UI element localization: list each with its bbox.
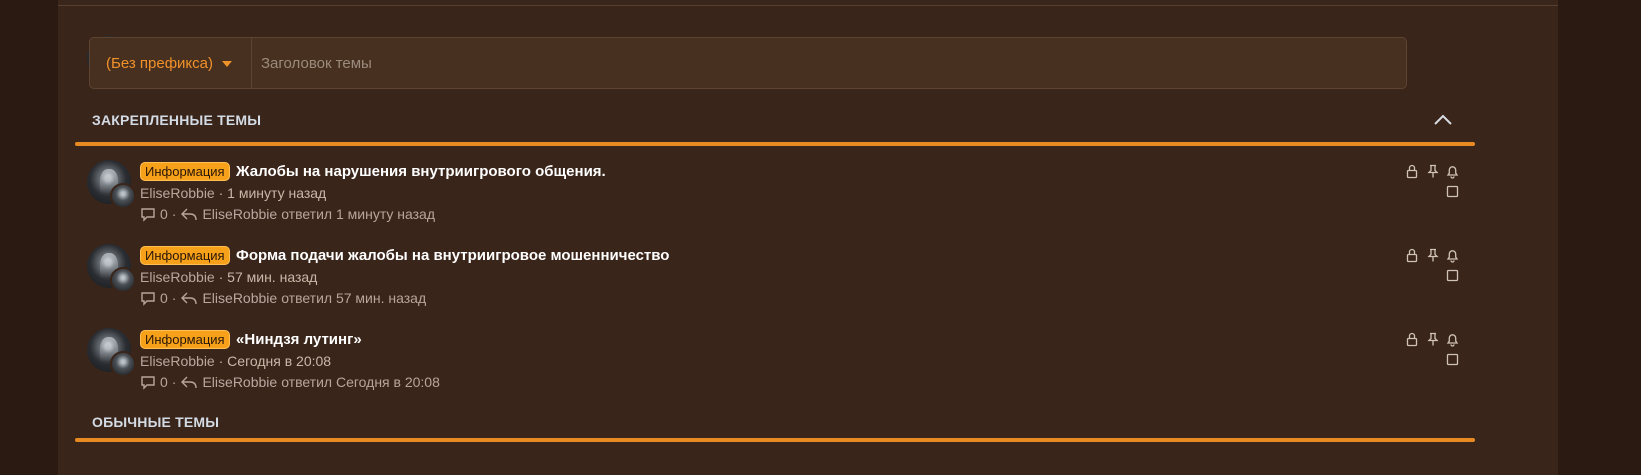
lock-icon xyxy=(1406,332,1418,347)
stats-separator: · xyxy=(171,290,177,306)
select-checkbox[interactable] xyxy=(1446,185,1459,198)
pinned-section-title: ЗАКРЕПЛЕННЫЕ ТЕМЫ xyxy=(92,112,262,128)
last-poster-avatar[interactable] xyxy=(110,183,136,209)
thread-status-icons xyxy=(1345,332,1459,372)
reply-icon xyxy=(181,376,198,388)
thread-prefix-badge[interactable]: Информация xyxy=(140,162,230,181)
thread-stats: 0 · EliseRobbie ответил 57 мин. назад xyxy=(140,290,426,306)
stats-separator: · xyxy=(171,206,177,222)
prefix-dropdown[interactable]: (Без префикса) xyxy=(90,38,252,88)
select-checkbox[interactable] xyxy=(1446,353,1459,366)
chevron-up-icon[interactable] xyxy=(1432,110,1454,130)
thread-title-line: Информация Жалобы на нарушения внутриигр… xyxy=(140,162,606,181)
thread-meta: EliseRobbie · 57 мин. назад xyxy=(140,269,317,285)
normal-section-bar xyxy=(75,438,1475,442)
reply-count: 0 xyxy=(160,206,168,222)
last-reply-text: ответил 57 мин. назад xyxy=(281,290,427,306)
lock-icon xyxy=(1406,248,1418,263)
thread-row[interactable]: Информация Форма подачи жалобы на внутри… xyxy=(0,244,1500,326)
thread-author-link[interactable]: EliseRobbie xyxy=(140,353,215,369)
reply-icon xyxy=(181,292,198,304)
thread-author-link[interactable]: EliseRobbie xyxy=(140,185,215,201)
thread-title-link[interactable]: «Ниндзя лутинг» xyxy=(236,331,362,348)
thread-author-link[interactable]: EliseRobbie xyxy=(140,269,215,285)
thread-time-link[interactable]: 1 минуту назад xyxy=(227,185,326,201)
last-poster-avatar[interactable] xyxy=(110,351,136,377)
thread-time-link[interactable]: Сегодня в 20:08 xyxy=(227,353,331,369)
thread-title-link[interactable]: Жалобы на нарушения внутриигрового общен… xyxy=(236,163,606,180)
bell-icon xyxy=(1446,334,1459,347)
thread-stats: 0 · EliseRobbie ответил Сегодня в 20:08 xyxy=(140,374,440,390)
thread-title-input[interactable] xyxy=(253,38,1403,88)
lock-icon xyxy=(1406,164,1418,179)
last-poster-avatar[interactable] xyxy=(110,267,136,293)
new-thread-form: (Без префикса) xyxy=(89,37,1407,89)
stats-separator: · xyxy=(171,374,177,390)
thread-status-icons xyxy=(1345,248,1459,288)
caret-down-icon xyxy=(222,61,232,67)
thread-meta: EliseRobbie · 1 минуту назад xyxy=(140,185,326,201)
reply-count: 0 xyxy=(160,374,168,390)
thread-prefix-badge[interactable]: Информация xyxy=(140,246,230,265)
divider xyxy=(58,5,1558,6)
meta-separator: · xyxy=(218,185,224,201)
pin-icon xyxy=(1427,248,1439,262)
thread-row[interactable]: Информация Жалобы на нарушения внутриигр… xyxy=(0,160,1500,242)
last-reply-text: ответил Сегодня в 20:08 xyxy=(281,374,440,390)
prefix-dropdown-label: (Без префикса) xyxy=(106,55,213,72)
last-poster-link[interactable]: EliseRobbie xyxy=(202,374,277,390)
thread-title-line: Информация «Ниндзя лутинг» xyxy=(140,330,362,349)
thread-row[interactable]: Информация «Ниндзя лутинг» EliseRobbie ·… xyxy=(0,328,1500,410)
last-reply-text: ответил 1 минуту назад xyxy=(281,206,436,222)
last-poster-link[interactable]: EliseRobbie xyxy=(202,290,277,306)
bell-icon xyxy=(1446,250,1459,263)
comment-icon xyxy=(141,375,155,390)
pin-icon xyxy=(1427,164,1439,178)
thread-title-line: Информация Форма подачи жалобы на внутри… xyxy=(140,246,669,265)
thread-status-icons xyxy=(1345,164,1459,204)
reply-icon xyxy=(181,208,198,220)
thread-time-link[interactable]: 57 мин. назад xyxy=(227,269,317,285)
thread-title-link[interactable]: Форма подачи жалобы на внутриигровое мош… xyxy=(236,247,669,264)
thread-prefix-badge[interactable]: Информация xyxy=(140,330,230,349)
reply-count: 0 xyxy=(160,290,168,306)
pin-icon xyxy=(1427,332,1439,346)
meta-separator: · xyxy=(218,353,224,369)
meta-separator: · xyxy=(218,269,224,285)
comment-icon xyxy=(141,207,155,222)
last-poster-link[interactable]: EliseRobbie xyxy=(202,206,277,222)
comment-icon xyxy=(141,291,155,306)
bell-icon xyxy=(1446,166,1459,179)
select-checkbox[interactable] xyxy=(1446,269,1459,282)
normal-section-title: ОБЫЧНЫЕ ТЕМЫ xyxy=(92,414,220,430)
thread-meta: EliseRobbie · Сегодня в 20:08 xyxy=(140,353,331,369)
pinned-section-bar xyxy=(75,142,1475,146)
thread-stats: 0 · EliseRobbie ответил 1 минуту назад xyxy=(140,206,435,222)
════════════════
:: Stated exercise ::
Revise the data above so that every instance of "select-checkbox" reads "selection-checkbox", leaving all other text as it is, and omit the pictures from your output.

:: Correct answer ::
UI element localization: list each with its bbox.
lock-icon xyxy=(1406,332,1418,347)
stats-separator: · xyxy=(171,290,177,306)
selection-checkbox[interactable] xyxy=(1446,185,1459,198)
pinned-section-title: ЗАКРЕПЛЕННЫЕ ТЕМЫ xyxy=(92,112,262,128)
last-poster-avatar[interactable] xyxy=(110,183,136,209)
thread-status-icons xyxy=(1345,332,1459,372)
reply-icon xyxy=(181,376,198,388)
thread-prefix-badge[interactable]: Информация xyxy=(140,162,230,181)
thread-stats: 0 · EliseRobbie ответил 57 мин. назад xyxy=(140,290,426,306)
stats-separator: · xyxy=(171,206,177,222)
prefix-dropdown[interactable]: (Без префикса) xyxy=(90,38,252,88)
selection-checkbox[interactable] xyxy=(1446,353,1459,366)
chevron-up-icon[interactable] xyxy=(1432,110,1454,130)
thread-title-line: Информация Жалобы на нарушения внутриигр… xyxy=(140,162,606,181)
thread-meta: EliseRobbie · 57 мин. назад xyxy=(140,269,317,285)
normal-section-bar xyxy=(75,438,1475,442)
reply-count: 0 xyxy=(160,206,168,222)
last-reply-text: ответил 57 мин. назад xyxy=(281,290,427,306)
lock-icon xyxy=(1406,248,1418,263)
thread-row[interactable]: Информация Форма подачи жалобы на внутри… xyxy=(0,244,1500,326)
thread-author-link[interactable]: EliseRobbie xyxy=(140,353,215,369)
reply-icon xyxy=(181,292,198,304)
thread-author-link[interactable]: EliseRobbie xyxy=(140,185,215,201)
thread-title-link[interactable]: «Ниндзя лутинг» xyxy=(236,331,362,348)
thread-author-link[interactable]: EliseRobbie xyxy=(140,269,215,285)
thread-time-link[interactable]: 1 минуту назад xyxy=(227,185,326,201)
last-poster-avatar[interactable] xyxy=(110,351,136,377)
thread-time-link[interactable]: Сегодня в 20:08 xyxy=(227,353,331,369)
thread-title-link[interactable]: Жалобы на нарушения внутриигрового общен… xyxy=(236,163,606,180)
bell-icon xyxy=(1446,334,1459,347)
thread-stats: 0 · EliseRobbie ответил Сегодня в 20:08 xyxy=(140,374,440,390)
thread-title-input[interactable] xyxy=(253,38,1403,88)
lock-icon xyxy=(1406,164,1418,179)
last-poster-avatar[interactable] xyxy=(110,267,136,293)
new-thread-form: (Без префикса) xyxy=(89,37,1407,89)
stats-separator: · xyxy=(171,374,177,390)
thread-status-icons xyxy=(1345,248,1459,288)
caret-down-icon xyxy=(222,61,232,67)
thread-meta: EliseRobbie · 1 минуту назад xyxy=(140,185,326,201)
reply-count: 0 xyxy=(160,374,168,390)
thread-prefix-badge[interactable]: Информация xyxy=(140,246,230,265)
divider xyxy=(58,5,1558,6)
meta-separator: · xyxy=(218,185,224,201)
pin-icon xyxy=(1427,248,1439,262)
thread-row[interactable]: Информация Жалобы на нарушения внутриигр… xyxy=(0,160,1500,242)
last-reply-text: ответил Сегодня в 20:08 xyxy=(281,374,440,390)
prefix-dropdown-label: (Без префикса) xyxy=(106,55,213,72)
last-poster-link[interactable]: EliseRobbie xyxy=(202,374,277,390)
thread-title-line: Информация «Ниндзя лутинг» xyxy=(140,330,362,349)
thread-row[interactable]: Информация «Ниндзя лутинг» EliseRobbie ·… xyxy=(0,328,1500,410)
last-reply-text: ответил 1 минуту назад xyxy=(281,206,436,222)
last-poster-link[interactable]: EliseRobbie xyxy=(202,290,277,306)
bell-icon xyxy=(1446,250,1459,263)
comment-icon xyxy=(141,375,155,390)
pin-icon xyxy=(1427,164,1439,178)
thread-title-line: Информация Форма подачи жалобы на внутри… xyxy=(140,246,669,265)
thread-status-icons xyxy=(1345,164,1459,204)
reply-icon xyxy=(181,208,198,220)
thread-time-link[interactable]: 57 мин. назад xyxy=(227,269,317,285)
thread-title-link[interactable]: Форма подачи жалобы на внутриигровое мош… xyxy=(236,247,669,264)
thread-prefix-badge[interactable]: Информация xyxy=(140,330,230,349)
reply-count: 0 xyxy=(160,290,168,306)
pin-icon xyxy=(1427,332,1439,346)
meta-separator: · xyxy=(218,353,224,369)
meta-separator: · xyxy=(218,269,224,285)
comment-icon xyxy=(141,207,155,222)
last-poster-link[interactable]: EliseRobbie xyxy=(202,206,277,222)
comment-icon xyxy=(141,291,155,306)
bell-icon xyxy=(1446,166,1459,179)
selection-checkbox[interactable] xyxy=(1446,269,1459,282)
normal-section-title: ОБЫЧНЫЕ ТЕМЫ xyxy=(92,414,220,430)
thread-meta: EliseRobbie · Сегодня в 20:08 xyxy=(140,353,331,369)
pinned-section-bar xyxy=(75,142,1475,146)
thread-stats: 0 · EliseRobbie ответил 1 минуту назад xyxy=(140,206,435,222)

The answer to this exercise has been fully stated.